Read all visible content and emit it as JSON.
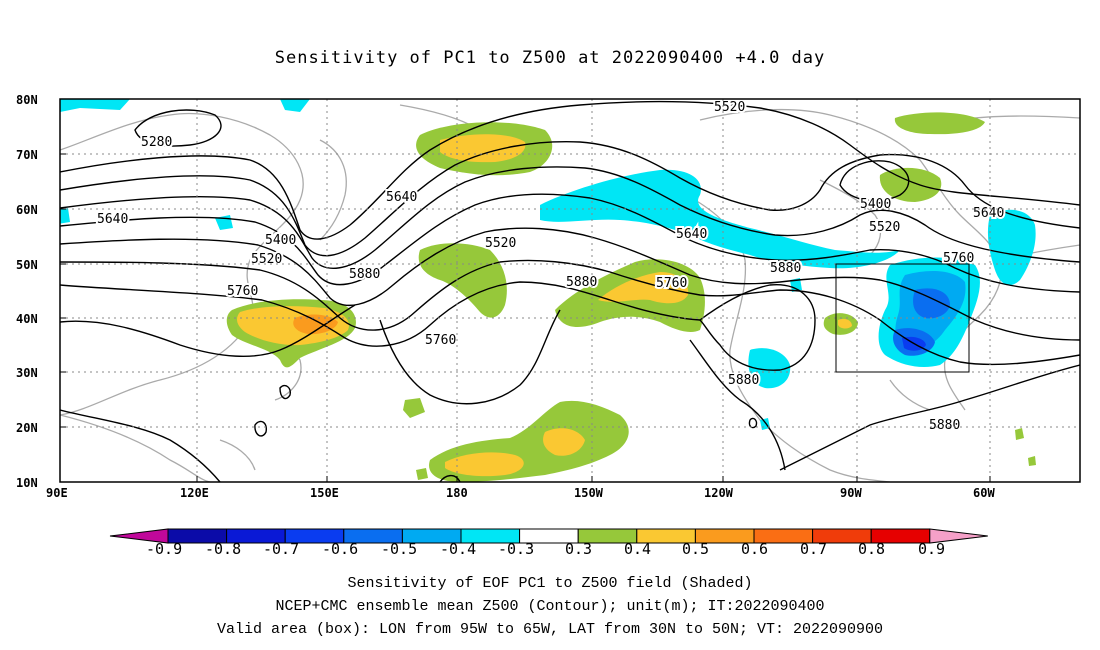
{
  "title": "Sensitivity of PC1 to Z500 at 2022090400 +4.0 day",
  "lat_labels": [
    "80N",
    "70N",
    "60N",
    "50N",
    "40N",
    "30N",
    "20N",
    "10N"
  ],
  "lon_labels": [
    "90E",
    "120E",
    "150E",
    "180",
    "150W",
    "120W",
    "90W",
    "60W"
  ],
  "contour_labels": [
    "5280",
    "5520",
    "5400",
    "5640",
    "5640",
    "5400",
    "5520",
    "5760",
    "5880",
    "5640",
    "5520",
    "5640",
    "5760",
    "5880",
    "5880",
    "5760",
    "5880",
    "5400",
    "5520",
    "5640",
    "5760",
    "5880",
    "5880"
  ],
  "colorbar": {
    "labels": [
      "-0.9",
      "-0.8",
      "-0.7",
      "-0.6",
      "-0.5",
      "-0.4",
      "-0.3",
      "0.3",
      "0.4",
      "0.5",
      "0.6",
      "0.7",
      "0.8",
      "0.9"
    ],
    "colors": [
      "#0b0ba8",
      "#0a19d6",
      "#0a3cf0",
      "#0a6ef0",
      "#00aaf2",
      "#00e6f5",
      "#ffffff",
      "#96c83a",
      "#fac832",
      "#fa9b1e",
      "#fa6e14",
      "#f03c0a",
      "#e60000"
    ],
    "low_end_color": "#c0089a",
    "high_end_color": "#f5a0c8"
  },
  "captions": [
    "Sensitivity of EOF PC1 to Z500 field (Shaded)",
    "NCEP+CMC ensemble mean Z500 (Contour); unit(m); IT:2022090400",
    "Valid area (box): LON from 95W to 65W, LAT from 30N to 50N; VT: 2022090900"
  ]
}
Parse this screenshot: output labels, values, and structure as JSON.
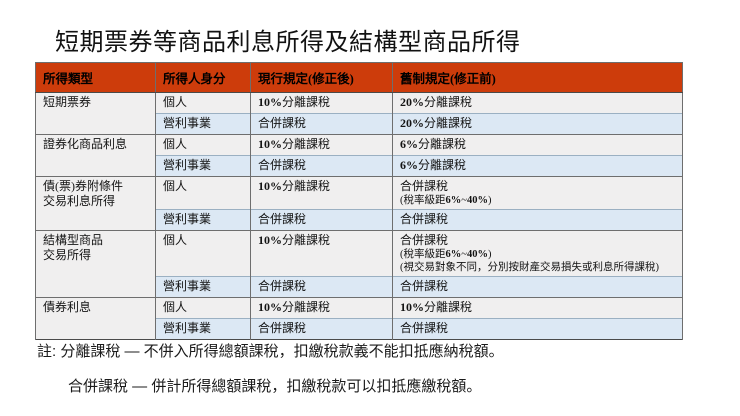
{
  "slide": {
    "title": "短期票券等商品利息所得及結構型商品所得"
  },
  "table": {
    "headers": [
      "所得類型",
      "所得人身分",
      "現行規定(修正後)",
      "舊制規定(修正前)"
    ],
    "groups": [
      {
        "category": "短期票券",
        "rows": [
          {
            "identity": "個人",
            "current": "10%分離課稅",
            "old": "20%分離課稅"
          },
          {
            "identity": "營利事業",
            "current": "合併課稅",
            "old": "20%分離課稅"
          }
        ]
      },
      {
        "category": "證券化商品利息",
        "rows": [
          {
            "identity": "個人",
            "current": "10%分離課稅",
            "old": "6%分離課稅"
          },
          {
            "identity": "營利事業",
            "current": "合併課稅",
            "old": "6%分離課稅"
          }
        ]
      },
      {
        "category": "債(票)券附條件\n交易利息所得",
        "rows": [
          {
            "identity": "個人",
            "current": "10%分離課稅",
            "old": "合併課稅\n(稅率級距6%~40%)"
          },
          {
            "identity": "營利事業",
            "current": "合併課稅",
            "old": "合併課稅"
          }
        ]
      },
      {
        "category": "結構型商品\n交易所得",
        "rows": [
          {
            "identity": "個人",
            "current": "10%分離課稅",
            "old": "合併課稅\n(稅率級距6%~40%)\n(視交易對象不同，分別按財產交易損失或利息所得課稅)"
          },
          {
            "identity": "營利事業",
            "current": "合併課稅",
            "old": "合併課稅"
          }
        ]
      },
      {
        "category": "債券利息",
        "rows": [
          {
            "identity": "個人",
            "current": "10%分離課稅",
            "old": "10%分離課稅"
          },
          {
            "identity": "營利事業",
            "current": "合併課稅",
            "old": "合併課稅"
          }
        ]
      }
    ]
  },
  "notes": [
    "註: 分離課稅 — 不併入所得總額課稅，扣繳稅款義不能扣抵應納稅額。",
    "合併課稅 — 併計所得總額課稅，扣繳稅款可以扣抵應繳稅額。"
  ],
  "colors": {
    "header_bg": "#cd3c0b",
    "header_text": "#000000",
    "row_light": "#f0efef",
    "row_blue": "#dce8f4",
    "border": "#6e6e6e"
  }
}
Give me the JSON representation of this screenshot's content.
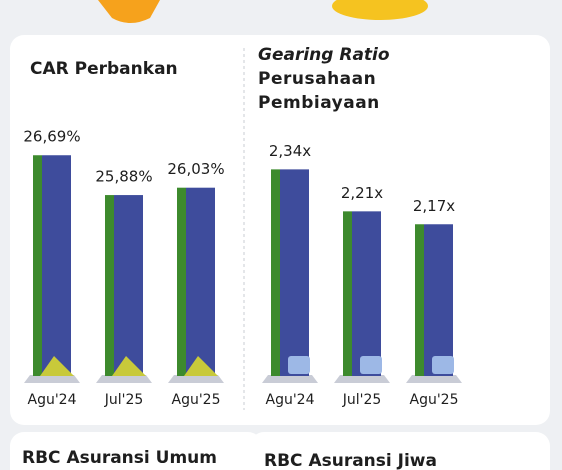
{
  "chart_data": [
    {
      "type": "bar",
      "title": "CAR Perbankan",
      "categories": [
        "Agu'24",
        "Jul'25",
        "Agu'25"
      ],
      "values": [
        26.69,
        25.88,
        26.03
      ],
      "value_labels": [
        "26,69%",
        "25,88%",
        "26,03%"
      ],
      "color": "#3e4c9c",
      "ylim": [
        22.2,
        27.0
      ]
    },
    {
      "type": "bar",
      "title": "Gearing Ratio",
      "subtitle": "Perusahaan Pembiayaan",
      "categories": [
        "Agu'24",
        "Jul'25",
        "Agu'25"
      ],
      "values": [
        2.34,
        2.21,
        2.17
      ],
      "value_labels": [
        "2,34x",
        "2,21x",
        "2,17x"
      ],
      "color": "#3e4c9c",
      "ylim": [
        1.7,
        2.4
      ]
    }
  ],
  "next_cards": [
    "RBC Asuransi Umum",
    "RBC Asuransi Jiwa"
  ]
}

====

[Exercise goal]: In the entries above, how many lines contain the word "screenshot"? Answer with the number only.

[Output below]: 2